Exercise prompt ->
Omit all images. Transcribe the rest of the material below exactly.

Dataset items:
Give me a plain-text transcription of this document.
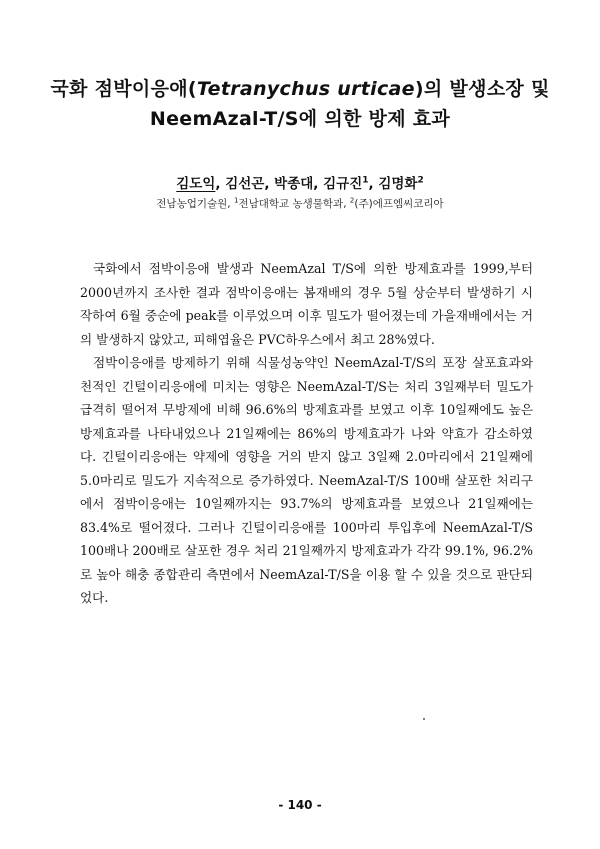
국화 점박이응애(Tetranychus urticae)의 발생소장 및
NeemAzal-T/S에 의한 방제 효과

김도익, 김선곤, 박종대, 김규진$^1$, 김명화$^2$

전남농업기술원, $^1$전남대학교 농생물학과, $^2$(주)에프엠씨코리아

국화에서 점박이응애 발생과 NeemAzal T/S에 의한 방제효과를 1999,부터 2000년까지 조사한 결과 점박이응애는 봄재배의 경우 5월 상순부터 발생하기 시작하여 6월 중순에 peak를 이루었으며 이후 밀도가 떨어졌는데 가을재배에서는 거의 발생하지 않았고, 피해엽율은 PVC하우스에서 최고 28%였다.

점박이응애를 방제하기 위해 식물성농약인 NeemAzal-T/S의 포장 살포효과와 천적인 긴털이리응애에 미치는 영향은 NeemAzal-T/S는 처리 3일째부터 밀도가 급격히 떨어져 무방제에 비해 96.6%의 방제효과를 보였고 이후 10일째에도 높은 방제효과를 나타내었으나 21일째에는 86%의 방제효과가 나와 약효가 감소하였다. 긴털이리응애는 약제에 영향을 거의 받지 않고 3일째 2.0마리에서 21일째에 5.0마리로 밀도가 지속적으로 증가하였다. NeemAzal-T/S 100배 살포한 처리구에서 점박이응애는 10일째까지는 93.7%의 방제효과를 보였으나 21일째에는 83.4%로 떨어졌다. 그러나 긴털이리응애를 100마리 투입후에 NeemAzal-T/S 100배나 200배로 살포한 경우 처리 21일째까지 방제효과가 각각 99.1%, 96.2%로 높아 해충 종합관리 측면에서 NeemAzal-T/S을 이용 할 수 있을 것으로 판단되었다.

- 140 -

Exercise output ->
Give me a plain-text transcription of this document.
국화 점박이응애(Tetranychus urticae)의 발생소장 및
NeemAzal-T/S에 의한 방제 효과

김도익, 김선곤, 박종대, 김규진$^1$, 김명화$^2$

전남농업기술원, $^1$전남대학교 농생물학과, $^2$(주)에프엠씨코리아

국화에서 점박이응애 발생과 NeemAzal T/S에 의한 방제효과를 1999,부터 2000년까지 조사한 결과 점박이응애는 봄재배의 경우 5월 상순부터 발생하기 시작하여 6월 중순에 peak를 이루었으며 이후 밀도가 떨어졌는데 가을재배에서는 거의 발생하지 않았고, 피해엽율은 PVC하우스에서 최고 28%였다.

점박이응애를 방제하기 위해 식물성농약인 NeemAzal-T/S의 포장 살포효과와 천적인 긴털이리응애에 미치는 영향은 NeemAzal-T/S는 처리 3일째부터 밀도가 급격히 떨어져 무방제에 비해 96.6%의 방제효과를 보였고 이후 10일째에도 높은 방제효과를 나타내었으나 21일째에는 86%의 방제효과가 나와 약효가 감소하였다. 긴털이리응애는 약제에 영향을 거의 받지 않고 3일째 2.0마리에서 21일째에 5.0마리로 밀도가 지속적으로 증가하였다. NeemAzal-T/S 100배 살포한 처리구에서 점박이응애는 10일째까지는 93.7%의 방제효과를 보였으나 21일째에는 83.4%로 떨어졌다. 그러나 긴털이리응애를 100마리 투입후에 NeemAzal-T/S 100배나 200배로 살포한 경우 처리 21일째까지 방제효과가 각각 99.1%, 96.2%로 높아 해충 종합관리 측면에서 NeemAzal-T/S을 이용 할 수 있을 것으로 판단되었다.

- 140 -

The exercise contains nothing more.